(Directions): For each line of the data below that holds "into", copy the line.

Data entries
####################

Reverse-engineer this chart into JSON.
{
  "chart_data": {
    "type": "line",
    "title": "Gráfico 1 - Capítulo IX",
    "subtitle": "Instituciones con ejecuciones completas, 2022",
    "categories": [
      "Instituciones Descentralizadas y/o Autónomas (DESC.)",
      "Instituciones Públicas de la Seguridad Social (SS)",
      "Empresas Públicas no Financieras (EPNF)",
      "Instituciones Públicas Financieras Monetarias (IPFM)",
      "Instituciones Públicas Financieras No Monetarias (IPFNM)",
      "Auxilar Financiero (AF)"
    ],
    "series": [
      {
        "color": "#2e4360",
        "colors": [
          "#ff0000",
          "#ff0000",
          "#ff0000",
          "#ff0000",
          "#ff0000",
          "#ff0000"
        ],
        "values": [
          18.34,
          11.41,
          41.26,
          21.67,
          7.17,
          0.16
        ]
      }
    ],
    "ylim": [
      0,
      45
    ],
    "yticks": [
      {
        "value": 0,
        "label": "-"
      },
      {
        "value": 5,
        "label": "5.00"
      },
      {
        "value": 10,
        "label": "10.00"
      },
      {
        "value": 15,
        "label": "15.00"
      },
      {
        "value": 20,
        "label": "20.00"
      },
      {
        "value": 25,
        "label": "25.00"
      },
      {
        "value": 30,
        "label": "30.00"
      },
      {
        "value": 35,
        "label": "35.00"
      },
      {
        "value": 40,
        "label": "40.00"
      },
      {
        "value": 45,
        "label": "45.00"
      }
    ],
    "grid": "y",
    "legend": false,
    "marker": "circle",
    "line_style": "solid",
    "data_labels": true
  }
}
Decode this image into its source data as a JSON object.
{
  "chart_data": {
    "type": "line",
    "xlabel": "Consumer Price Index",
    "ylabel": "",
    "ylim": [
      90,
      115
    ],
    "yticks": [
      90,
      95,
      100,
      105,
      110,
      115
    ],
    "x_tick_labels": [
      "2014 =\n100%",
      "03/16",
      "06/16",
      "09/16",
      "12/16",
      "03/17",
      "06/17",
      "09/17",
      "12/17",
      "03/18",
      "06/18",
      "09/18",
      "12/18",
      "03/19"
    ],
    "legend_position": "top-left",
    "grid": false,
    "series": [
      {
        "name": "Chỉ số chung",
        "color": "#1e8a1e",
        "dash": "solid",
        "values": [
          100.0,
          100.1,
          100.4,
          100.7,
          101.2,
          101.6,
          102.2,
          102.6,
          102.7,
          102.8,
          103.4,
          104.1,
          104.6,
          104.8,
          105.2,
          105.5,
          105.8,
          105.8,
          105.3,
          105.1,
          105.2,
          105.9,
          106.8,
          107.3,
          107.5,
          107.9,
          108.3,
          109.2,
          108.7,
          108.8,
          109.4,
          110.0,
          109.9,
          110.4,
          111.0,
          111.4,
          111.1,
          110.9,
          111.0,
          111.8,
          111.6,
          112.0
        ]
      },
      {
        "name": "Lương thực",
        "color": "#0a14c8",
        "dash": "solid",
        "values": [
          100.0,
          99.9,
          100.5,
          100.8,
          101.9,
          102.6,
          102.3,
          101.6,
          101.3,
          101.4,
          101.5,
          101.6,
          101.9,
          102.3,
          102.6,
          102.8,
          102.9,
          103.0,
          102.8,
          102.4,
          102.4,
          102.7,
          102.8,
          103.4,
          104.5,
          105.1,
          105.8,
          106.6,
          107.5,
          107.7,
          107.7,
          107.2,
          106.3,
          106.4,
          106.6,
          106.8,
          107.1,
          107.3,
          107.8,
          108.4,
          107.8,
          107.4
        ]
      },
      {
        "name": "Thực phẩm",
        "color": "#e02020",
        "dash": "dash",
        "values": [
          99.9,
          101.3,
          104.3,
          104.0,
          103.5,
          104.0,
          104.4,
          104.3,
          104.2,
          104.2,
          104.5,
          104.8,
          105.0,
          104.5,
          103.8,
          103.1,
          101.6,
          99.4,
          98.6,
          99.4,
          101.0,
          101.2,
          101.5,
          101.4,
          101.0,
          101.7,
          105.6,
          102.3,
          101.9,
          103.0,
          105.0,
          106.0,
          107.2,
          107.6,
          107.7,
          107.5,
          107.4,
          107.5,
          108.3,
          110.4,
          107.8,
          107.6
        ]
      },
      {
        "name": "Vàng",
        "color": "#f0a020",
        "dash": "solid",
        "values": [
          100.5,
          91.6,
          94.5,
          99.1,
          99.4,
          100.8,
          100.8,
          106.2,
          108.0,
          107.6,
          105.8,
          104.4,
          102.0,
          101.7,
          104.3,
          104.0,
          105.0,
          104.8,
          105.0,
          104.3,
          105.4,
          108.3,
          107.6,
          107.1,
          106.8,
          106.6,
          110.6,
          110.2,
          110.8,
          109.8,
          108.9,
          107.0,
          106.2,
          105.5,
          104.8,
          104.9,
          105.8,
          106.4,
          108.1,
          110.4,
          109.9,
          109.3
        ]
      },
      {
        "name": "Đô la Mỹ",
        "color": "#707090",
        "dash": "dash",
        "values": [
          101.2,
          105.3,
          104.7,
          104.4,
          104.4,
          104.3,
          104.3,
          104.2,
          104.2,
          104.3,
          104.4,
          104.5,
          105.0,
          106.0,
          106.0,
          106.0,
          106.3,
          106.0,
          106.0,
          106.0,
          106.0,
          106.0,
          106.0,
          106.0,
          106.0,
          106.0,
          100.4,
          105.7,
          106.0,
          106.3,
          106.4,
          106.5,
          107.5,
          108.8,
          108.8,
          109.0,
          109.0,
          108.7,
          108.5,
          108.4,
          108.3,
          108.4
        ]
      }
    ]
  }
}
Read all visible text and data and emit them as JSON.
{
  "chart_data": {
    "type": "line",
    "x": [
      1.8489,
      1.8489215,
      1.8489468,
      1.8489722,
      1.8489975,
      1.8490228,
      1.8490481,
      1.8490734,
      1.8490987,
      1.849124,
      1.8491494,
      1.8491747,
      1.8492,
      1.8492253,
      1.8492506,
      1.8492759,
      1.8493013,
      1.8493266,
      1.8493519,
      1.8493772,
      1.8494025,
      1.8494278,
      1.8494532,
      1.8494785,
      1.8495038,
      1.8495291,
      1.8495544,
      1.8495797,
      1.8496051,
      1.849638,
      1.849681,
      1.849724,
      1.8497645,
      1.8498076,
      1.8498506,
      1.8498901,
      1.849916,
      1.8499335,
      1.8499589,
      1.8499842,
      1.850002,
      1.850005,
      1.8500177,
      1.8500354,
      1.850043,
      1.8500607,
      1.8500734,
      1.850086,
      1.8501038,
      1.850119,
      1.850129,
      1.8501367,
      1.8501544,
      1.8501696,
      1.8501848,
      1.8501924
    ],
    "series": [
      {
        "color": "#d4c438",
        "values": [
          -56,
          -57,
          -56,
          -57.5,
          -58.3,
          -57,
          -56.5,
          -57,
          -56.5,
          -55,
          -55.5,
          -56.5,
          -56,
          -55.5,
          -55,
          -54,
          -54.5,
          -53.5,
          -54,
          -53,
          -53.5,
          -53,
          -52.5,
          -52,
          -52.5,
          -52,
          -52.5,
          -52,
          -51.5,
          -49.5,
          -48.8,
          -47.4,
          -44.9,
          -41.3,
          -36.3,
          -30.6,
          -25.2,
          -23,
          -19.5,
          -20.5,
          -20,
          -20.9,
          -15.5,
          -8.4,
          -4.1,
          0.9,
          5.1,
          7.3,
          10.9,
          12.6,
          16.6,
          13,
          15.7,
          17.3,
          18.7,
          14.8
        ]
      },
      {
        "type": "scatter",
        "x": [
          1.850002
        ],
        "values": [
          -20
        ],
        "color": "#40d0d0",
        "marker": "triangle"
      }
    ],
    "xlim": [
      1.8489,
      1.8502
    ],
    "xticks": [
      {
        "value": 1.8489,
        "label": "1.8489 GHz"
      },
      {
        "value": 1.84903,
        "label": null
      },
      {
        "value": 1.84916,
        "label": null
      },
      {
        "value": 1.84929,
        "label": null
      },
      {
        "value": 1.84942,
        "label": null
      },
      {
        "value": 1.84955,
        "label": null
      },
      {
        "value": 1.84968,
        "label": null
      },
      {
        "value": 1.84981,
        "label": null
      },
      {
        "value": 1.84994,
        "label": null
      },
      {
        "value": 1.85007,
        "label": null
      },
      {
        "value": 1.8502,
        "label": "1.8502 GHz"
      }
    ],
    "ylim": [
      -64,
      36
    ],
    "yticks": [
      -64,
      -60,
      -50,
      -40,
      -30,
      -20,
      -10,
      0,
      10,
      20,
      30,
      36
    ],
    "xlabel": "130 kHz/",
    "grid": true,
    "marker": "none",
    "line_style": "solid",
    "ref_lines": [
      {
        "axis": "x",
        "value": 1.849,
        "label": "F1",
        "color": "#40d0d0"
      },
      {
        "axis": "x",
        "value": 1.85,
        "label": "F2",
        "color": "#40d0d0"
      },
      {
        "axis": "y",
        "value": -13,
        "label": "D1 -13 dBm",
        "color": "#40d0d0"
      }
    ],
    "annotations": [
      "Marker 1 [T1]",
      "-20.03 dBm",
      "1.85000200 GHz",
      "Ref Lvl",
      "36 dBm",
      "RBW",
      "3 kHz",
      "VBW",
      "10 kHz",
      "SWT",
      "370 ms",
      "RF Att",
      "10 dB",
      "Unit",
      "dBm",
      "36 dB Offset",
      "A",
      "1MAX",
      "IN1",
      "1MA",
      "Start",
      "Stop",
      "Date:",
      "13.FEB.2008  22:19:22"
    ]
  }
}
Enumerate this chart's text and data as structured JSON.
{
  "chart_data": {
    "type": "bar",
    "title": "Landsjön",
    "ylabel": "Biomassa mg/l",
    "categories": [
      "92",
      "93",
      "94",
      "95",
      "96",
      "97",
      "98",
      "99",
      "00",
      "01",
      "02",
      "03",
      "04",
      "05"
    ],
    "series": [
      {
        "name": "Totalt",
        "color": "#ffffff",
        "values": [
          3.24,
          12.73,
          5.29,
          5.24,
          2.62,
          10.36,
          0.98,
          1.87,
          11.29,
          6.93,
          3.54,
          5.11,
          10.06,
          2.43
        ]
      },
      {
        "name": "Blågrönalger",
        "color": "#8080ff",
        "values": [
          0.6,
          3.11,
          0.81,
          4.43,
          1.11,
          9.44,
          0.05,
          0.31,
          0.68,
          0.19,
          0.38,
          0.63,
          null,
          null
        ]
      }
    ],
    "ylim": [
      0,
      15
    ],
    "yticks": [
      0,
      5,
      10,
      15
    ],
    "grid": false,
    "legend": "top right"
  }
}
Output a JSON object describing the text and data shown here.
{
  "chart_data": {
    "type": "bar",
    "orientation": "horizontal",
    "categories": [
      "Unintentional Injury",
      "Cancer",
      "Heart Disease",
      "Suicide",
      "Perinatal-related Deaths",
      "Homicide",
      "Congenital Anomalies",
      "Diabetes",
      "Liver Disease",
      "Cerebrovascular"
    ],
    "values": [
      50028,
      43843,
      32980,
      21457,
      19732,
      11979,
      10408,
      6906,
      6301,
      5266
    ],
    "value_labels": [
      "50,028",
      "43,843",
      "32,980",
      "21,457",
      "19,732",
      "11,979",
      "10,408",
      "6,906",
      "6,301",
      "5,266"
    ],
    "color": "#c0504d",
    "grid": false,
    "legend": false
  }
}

####################

(In response):
Reverse-engineer this chart into JSON.
Decode this image into its source data as a JSON object.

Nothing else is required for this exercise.